# Dataset excerpts
○ ○ ○

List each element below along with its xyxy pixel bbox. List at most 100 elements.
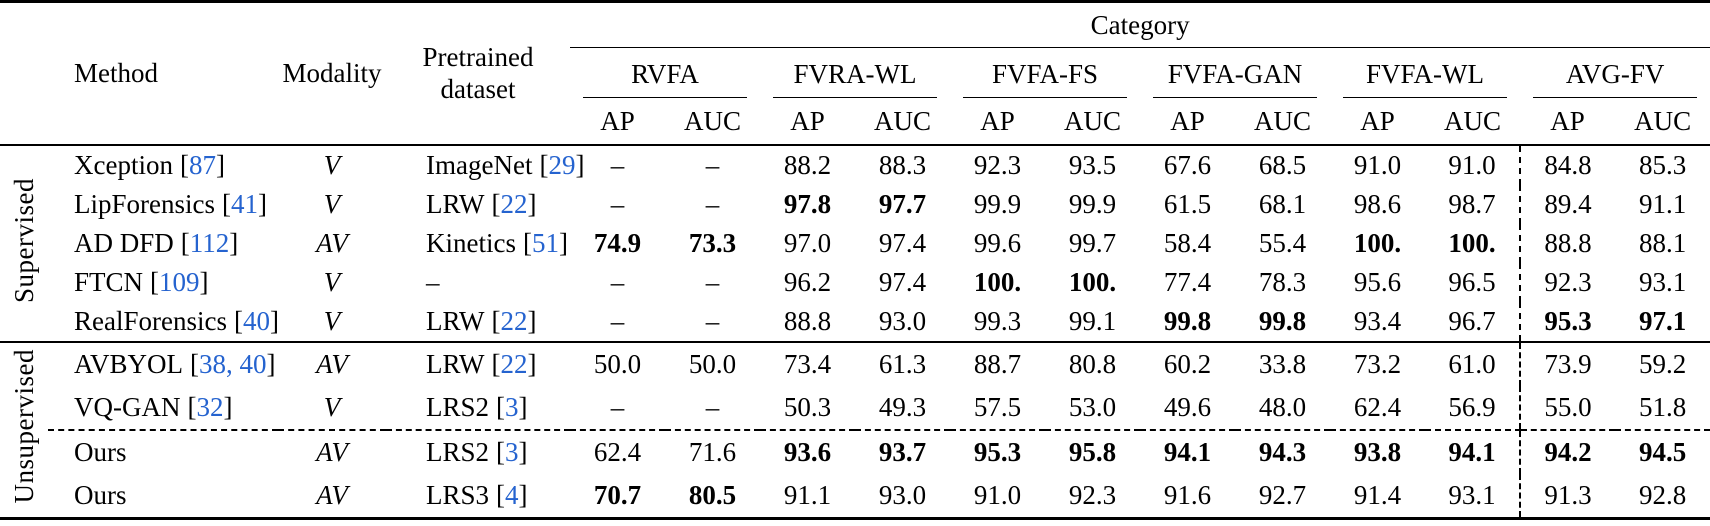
metric-cell: 93.6 [783, 437, 832, 467]
header-row-groups: RVFA FVRA-WL FVFA-FS FVFA-GAN FVFA-WL AV… [0, 48, 1710, 98]
cite-close-bracket: ] [269, 306, 279, 336]
cite-open-bracket: [ [233, 306, 243, 336]
group-header-fvfa-fs: FVFA-FS [950, 48, 1140, 98]
metric-cell: 50.0 [593, 349, 642, 379]
metric-cell: 88.3 [878, 150, 927, 180]
pretrained-name: ImageNet [426, 150, 533, 180]
metric-cell: 55.0 [1519, 386, 1615, 431]
cite-open-bracket: [ [491, 349, 501, 379]
metric-cell: – [705, 150, 720, 180]
pretrained-name: LRW [426, 306, 485, 336]
col-header-modality: Modality [282, 58, 382, 88]
metric-cell: 88.7 [973, 349, 1022, 379]
modality-symbol: V [323, 392, 341, 422]
metric-cell: 68.1 [1258, 189, 1307, 219]
modality-cell: V [278, 302, 386, 342]
citation-number: 40 [242, 306, 270, 336]
metric-cell: 91.3 [1519, 474, 1615, 519]
citation-number: 3 [505, 392, 519, 422]
metric-cell: 61.3 [878, 349, 927, 379]
metric-header-auc: AUC [1063, 105, 1121, 136]
metric-cell: – [610, 306, 625, 336]
row-group-column-header [0, 2, 48, 146]
metric-cell: 99.8 [1258, 306, 1307, 336]
metric-cell: 92.7 [1258, 480, 1307, 510]
metric-cell: 93.1 [1448, 480, 1496, 510]
metric-cell: 67.6 [1163, 150, 1212, 180]
cite-open-bracket: [ [150, 267, 160, 297]
metric-cell: 100. [1448, 228, 1496, 258]
cite-close-bracket: ] [266, 349, 276, 379]
metric-cell: 93.4 [1353, 306, 1402, 336]
method-cell: FTCN [109] [48, 263, 278, 302]
modality-symbol: V [323, 306, 341, 336]
method-cell: VQ-GAN [32] [48, 386, 278, 431]
cite-open-bracket: [ [180, 228, 190, 258]
group-header-fvfa-gan: FVFA-GAN [1140, 48, 1330, 98]
metric-cell: 93.0 [878, 480, 927, 510]
citation-number: 51 [531, 228, 559, 258]
metric-cell: 78.3 [1258, 267, 1307, 297]
metric-cell: 88.1 [1638, 228, 1687, 258]
modality-symbol: AV [316, 228, 348, 258]
group-header-label: FVFA-WL [1343, 53, 1507, 98]
col-header-pretrained: Pretrained dataset [386, 2, 570, 146]
modality-cell: AV [278, 430, 386, 474]
cite-close-bracket: ] [229, 228, 239, 258]
metric-cell: 48.0 [1235, 386, 1330, 431]
method-cell: LipForensics [41] [48, 185, 278, 224]
metric-header-auc: AUC [1443, 105, 1501, 136]
metric-cell: 96.5 [1448, 267, 1496, 297]
method-cell: RealForensics [40] [48, 302, 279, 342]
method-name: FTCN [74, 267, 144, 297]
modality-cell: V [278, 185, 386, 224]
metric-header-auc: AUC [1634, 105, 1692, 136]
citation-number: 4 [505, 480, 519, 510]
metric-cell: 91.1 [783, 480, 832, 510]
method-name: Xception [74, 150, 173, 180]
cite-open-bracket: [ [179, 150, 189, 180]
cite-open-bracket: [ [522, 228, 532, 258]
cite-close-bracket: ] [223, 392, 233, 422]
metric-cell: 73.3 [688, 228, 737, 258]
cite-close-bracket: ] [215, 150, 225, 180]
metric-cell: 91.1 [1638, 189, 1687, 219]
metric-cell: 33.8 [1258, 349, 1307, 379]
metric-cell: 91.0 [973, 480, 1022, 510]
supervised-section: Supervised Xception [87] V ImageNet [29] – –88.… [0, 145, 1710, 342]
metric-header-ap: AP [600, 105, 635, 136]
metric-cell: 99.9 [973, 189, 1022, 219]
method-name: Ours [74, 437, 127, 467]
row-group-label: Unsupervised [8, 349, 39, 504]
cite-close-bracket: ] [527, 189, 537, 219]
metric-cell: 73.2 [1353, 349, 1402, 379]
table-row: Supervised Xception [87] V ImageNet [29] – –88.… [0, 145, 1710, 302]
metric-cell: 100. [1353, 228, 1402, 258]
unsupervised-section: Unsupervised AVBYOL [38, 40] AV LRW [22] 50.0 5… [0, 342, 1710, 519]
citation-number: 38, 40 [199, 349, 267, 379]
metric-cell: 55.4 [1258, 228, 1307, 258]
metric-cell: 93.5 [1068, 150, 1117, 180]
metric-cell: 91.6 [1163, 480, 1212, 510]
group-header-label: FVRA-WL [773, 53, 937, 98]
method-cell: Xception [87] [48, 145, 278, 185]
method-cell: AVBYOL [38, 40] [48, 342, 278, 386]
method-name: LipForensics [74, 189, 215, 219]
metric-cell: 95.6 [1353, 267, 1402, 297]
modality-cell: AV [278, 224, 386, 263]
cite-open-bracket: [ [496, 480, 506, 510]
table-row: LipForensics [41] V LRW [22] – –97.8 97.7 99.9 99… [0, 185, 1710, 224]
method-name: Ours [74, 480, 127, 510]
citation-number: 22 [500, 189, 528, 219]
metric-cell: – [610, 150, 625, 180]
metric-cell: 91.4 [1353, 480, 1402, 510]
cite-open-bracket: [ [190, 349, 200, 379]
citation-number: 22 [500, 306, 528, 336]
metric-cell: 88.8 [783, 306, 832, 336]
row-group-label-cell: Supervised [0, 145, 48, 342]
metric-header-ap: AP [980, 105, 1015, 136]
metric-cell: 97.1 [1638, 306, 1687, 336]
pretrained-name: LRS2 [426, 392, 490, 422]
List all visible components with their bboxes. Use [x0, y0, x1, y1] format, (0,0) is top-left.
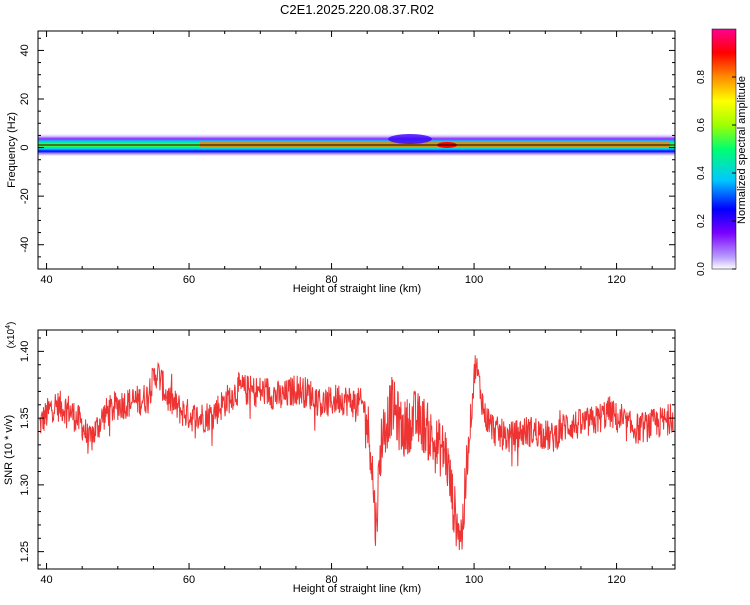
spectrogram-purple-bulge: [388, 134, 432, 144]
snr-x-tick-label: 40: [40, 574, 52, 586]
snr-x-ticks: 40 60 80 100 120: [40, 330, 653, 586]
snr-y-tick-label: 1.35: [19, 407, 31, 428]
colorbar-tick-label: 0.8: [696, 70, 707, 84]
spectrogram-band-group: [38, 134, 675, 156]
snr-series-line: [39, 355, 675, 551]
snr-x-tick-label: 60: [183, 574, 195, 586]
spectrogram-x-tick-label: 80: [325, 274, 337, 286]
colorbar-tick-label: 0.0: [696, 262, 707, 276]
figure-title: C2E1.2025.220.08.37.R02: [280, 2, 434, 17]
snr-y-ticks: 1.40 1.35 1.30 1.25: [19, 337, 675, 566]
snr-x-tick-label: 100: [465, 574, 483, 586]
spectrogram-y-tick-label: 40: [19, 44, 31, 56]
spectrogram-y-ticks: 40 20 0 -20 -40: [19, 37, 675, 270]
spectrogram-x-tick-label: 120: [607, 274, 625, 286]
spectrogram-y-label: Frequency (Hz): [6, 112, 18, 188]
snr-y-tick-label: 1.40: [19, 341, 31, 362]
snr-y-label: SNR (10 * v/v): [3, 415, 15, 485]
spectrogram-y-tick-label: -40: [19, 237, 31, 253]
colorbar-label: Normalized spectral amplitude: [736, 76, 748, 224]
snr-panel: 40 60 80 100 120 1.40 1.35 1.30 1.25 Height of …: [3, 322, 676, 595]
snr-x-tick-label: 120: [607, 574, 625, 586]
spectrogram-y-tick-label: 20: [19, 93, 31, 105]
spectrogram-y-tick-label: -20: [19, 188, 31, 204]
colorbar-gradient: [711, 28, 737, 270]
snr-y-multiplier: (x104): [5, 322, 17, 349]
snr-x-label: Height of straight line (km): [293, 583, 421, 595]
colorbar-ticks: 0.0 0.2 0.4 0.6 0.8: [696, 70, 736, 276]
snr-y-tick-label: 1.30: [19, 474, 31, 495]
snr-frame: [37, 329, 676, 570]
spectrogram-x-tick-label: 40: [40, 274, 52, 286]
spectrogram-y-tick-label: 0: [19, 145, 31, 151]
colorbar-tick-label: 0.2: [696, 214, 707, 228]
colorbar-tick-label: 0.6: [696, 118, 707, 132]
spectrogram-x-label: Height of straight line (km): [293, 283, 421, 295]
spectrogram-x-tick-label: 60: [183, 274, 195, 286]
colorbar: 0.0 0.2 0.4 0.6 0.8 Normalized spectral ampl…: [696, 28, 748, 276]
spectrogram-panel: 40 60 80 100 120 40 20 0 -20 -40 Height of strai…: [6, 30, 676, 295]
spectrogram-x-ticks: 40 60 80 100 120: [40, 31, 653, 286]
snr-x-tick-label: 80: [325, 574, 337, 586]
colorbar-tick-label: 0.4: [696, 166, 707, 180]
snr-y-tick-label: 1.25: [19, 541, 31, 562]
spectrogram-frame: [37, 30, 676, 270]
spectrogram-x-tick-label: 100: [465, 274, 483, 286]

○ ○ ○

# What this task involves
Convert the records starting with the line containing "spectrogram-purple-bulge: [388, 134, 432, 144]" and going on through the line containing "spectrogram-band-group: [38, 134, 675, 156]", both included, into a JSON list of strings with one string per line and no blank lines.

# Finished task
[
  "spectrogram-purple-bulge: [388, 134, 432, 144]",
  "snr-x-tick-label: 40: [40, 574, 52, 586]",
  "snr-x-ticks: 40 60 80 100 120: [40, 330, 653, 586]",
  "snr-y-tick-label: 1.35: [19, 407, 31, 428]",
  "colorbar-tick-label: 0.8: [696, 70, 707, 84]",
  "spectrogram-band-group: [38, 134, 675, 156]"
]